Items listed in a dataset:
* start *

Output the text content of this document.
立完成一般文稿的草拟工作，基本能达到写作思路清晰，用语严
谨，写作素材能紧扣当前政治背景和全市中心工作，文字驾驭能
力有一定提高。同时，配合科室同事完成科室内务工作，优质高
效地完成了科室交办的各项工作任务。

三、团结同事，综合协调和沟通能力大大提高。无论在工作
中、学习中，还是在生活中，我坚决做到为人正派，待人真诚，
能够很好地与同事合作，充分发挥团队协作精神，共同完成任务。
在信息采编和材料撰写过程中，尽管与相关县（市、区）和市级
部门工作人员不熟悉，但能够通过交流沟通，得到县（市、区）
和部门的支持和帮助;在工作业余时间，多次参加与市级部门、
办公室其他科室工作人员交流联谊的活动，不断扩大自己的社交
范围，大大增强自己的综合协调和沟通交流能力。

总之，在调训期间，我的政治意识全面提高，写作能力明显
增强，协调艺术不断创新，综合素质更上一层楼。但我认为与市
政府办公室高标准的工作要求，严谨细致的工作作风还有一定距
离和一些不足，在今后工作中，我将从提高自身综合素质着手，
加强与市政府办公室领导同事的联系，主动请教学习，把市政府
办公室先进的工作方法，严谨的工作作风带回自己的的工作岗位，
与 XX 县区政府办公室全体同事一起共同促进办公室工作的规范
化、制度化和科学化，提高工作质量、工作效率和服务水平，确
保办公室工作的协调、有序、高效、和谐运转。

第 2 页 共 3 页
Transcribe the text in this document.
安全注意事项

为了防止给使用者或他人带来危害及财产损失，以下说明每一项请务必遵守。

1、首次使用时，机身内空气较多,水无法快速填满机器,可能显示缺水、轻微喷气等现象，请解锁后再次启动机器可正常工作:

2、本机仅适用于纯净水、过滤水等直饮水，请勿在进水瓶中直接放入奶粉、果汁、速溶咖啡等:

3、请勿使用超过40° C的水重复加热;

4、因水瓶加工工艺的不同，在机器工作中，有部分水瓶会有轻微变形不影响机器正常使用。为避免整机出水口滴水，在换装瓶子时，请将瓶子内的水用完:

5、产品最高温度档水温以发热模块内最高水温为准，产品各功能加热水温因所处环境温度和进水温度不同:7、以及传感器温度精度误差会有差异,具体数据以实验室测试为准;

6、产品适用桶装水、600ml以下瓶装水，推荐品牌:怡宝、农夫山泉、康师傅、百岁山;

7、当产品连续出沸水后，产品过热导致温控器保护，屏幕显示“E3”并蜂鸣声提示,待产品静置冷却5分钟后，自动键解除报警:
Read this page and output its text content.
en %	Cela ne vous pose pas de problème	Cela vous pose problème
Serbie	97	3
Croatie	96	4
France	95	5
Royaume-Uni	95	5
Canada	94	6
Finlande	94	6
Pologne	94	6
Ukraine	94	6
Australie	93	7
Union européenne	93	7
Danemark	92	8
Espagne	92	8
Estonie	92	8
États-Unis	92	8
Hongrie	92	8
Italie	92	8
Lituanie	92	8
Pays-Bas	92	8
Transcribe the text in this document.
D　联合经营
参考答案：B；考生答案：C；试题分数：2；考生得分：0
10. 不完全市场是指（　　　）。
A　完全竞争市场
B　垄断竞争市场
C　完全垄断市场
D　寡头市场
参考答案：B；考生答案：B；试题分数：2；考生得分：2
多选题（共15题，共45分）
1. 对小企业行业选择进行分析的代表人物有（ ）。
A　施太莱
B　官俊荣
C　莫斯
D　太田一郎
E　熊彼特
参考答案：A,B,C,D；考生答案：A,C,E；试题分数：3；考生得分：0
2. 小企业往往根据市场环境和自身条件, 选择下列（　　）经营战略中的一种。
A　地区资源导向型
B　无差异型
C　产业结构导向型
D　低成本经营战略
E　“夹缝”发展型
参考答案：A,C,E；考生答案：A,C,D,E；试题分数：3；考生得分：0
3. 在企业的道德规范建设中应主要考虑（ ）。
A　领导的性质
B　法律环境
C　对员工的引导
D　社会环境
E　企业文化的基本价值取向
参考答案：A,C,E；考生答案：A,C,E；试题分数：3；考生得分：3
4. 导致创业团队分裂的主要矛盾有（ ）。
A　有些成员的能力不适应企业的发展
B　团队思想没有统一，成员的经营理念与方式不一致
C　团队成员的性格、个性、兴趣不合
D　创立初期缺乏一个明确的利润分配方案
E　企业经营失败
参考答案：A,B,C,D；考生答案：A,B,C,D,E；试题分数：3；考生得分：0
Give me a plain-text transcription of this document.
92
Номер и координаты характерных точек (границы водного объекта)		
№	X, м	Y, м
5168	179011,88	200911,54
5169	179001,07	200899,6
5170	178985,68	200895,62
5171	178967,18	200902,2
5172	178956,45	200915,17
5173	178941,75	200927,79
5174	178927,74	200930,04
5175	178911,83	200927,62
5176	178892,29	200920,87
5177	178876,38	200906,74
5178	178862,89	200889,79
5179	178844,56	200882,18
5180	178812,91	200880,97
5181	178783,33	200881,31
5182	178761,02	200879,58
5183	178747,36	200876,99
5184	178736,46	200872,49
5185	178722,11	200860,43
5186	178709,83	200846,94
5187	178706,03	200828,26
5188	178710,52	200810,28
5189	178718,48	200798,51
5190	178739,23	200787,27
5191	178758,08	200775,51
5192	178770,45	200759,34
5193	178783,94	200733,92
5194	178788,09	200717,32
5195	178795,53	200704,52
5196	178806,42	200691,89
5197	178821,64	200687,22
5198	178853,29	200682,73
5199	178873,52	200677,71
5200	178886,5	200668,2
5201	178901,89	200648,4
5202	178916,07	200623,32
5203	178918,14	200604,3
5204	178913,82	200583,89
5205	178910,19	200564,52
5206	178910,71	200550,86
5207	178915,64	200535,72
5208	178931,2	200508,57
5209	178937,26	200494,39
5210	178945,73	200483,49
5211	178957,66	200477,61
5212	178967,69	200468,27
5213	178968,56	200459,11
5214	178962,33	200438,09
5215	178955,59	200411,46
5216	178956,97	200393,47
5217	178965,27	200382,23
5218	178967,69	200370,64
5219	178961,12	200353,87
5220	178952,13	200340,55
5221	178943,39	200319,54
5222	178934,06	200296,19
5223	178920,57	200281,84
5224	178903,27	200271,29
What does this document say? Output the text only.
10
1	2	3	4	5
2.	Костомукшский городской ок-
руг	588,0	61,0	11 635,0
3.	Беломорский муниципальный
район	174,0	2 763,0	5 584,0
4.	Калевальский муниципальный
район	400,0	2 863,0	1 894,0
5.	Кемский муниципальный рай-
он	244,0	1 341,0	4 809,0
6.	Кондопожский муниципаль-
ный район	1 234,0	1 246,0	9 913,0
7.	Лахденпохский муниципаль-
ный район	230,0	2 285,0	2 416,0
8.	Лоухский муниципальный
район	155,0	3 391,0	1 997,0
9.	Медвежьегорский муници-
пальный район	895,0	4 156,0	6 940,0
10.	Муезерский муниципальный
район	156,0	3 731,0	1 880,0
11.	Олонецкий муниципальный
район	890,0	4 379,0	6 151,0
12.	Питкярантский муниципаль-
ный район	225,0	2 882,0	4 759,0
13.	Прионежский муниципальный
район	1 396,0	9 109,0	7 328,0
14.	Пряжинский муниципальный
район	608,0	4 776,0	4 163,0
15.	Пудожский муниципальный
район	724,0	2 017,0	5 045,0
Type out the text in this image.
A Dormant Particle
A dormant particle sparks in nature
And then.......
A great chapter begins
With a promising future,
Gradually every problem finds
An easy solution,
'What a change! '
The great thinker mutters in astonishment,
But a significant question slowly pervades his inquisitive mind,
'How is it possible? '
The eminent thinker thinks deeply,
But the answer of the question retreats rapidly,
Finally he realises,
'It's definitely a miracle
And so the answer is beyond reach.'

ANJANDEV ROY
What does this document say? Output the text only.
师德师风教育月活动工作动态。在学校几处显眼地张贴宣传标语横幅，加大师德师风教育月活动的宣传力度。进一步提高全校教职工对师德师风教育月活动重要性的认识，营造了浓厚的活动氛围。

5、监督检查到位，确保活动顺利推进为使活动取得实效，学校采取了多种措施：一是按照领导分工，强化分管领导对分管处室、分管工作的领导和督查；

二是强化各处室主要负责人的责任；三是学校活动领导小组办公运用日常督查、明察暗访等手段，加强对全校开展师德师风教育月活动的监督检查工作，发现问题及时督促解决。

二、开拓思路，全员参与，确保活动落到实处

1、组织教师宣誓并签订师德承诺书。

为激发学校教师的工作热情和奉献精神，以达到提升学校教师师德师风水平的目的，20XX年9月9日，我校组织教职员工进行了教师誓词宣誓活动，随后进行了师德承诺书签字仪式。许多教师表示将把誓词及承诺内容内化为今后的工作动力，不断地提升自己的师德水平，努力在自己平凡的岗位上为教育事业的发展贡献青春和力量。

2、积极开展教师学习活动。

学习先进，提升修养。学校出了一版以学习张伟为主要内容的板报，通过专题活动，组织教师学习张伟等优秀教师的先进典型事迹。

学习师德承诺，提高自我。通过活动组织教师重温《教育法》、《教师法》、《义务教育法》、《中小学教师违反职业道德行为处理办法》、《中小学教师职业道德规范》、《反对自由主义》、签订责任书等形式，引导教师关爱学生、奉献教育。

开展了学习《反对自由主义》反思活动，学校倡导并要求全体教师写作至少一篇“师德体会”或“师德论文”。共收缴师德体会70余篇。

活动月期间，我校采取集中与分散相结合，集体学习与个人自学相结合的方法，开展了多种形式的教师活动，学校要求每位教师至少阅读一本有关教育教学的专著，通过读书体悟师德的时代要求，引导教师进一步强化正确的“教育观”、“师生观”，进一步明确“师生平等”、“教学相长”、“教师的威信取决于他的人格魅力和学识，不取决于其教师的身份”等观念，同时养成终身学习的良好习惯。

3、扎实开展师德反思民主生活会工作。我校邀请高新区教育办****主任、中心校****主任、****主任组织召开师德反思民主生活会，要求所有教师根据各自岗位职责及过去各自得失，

* end *

Select the lines that carry the string "муниципальный" and copy them.

> [ANSWER FOR THE TASK]
3.	Беломорский муниципальный
4.	Калевальский муниципальный
5.	Кемский муниципальный рай-
8.	Лоухский муниципальный
10.	Муезерский муниципальный
11.	Олонецкий муниципальный
13.	Прионежский муниципальный
14.	Пряжинский муниципальный
15.	Пудожский муниципальный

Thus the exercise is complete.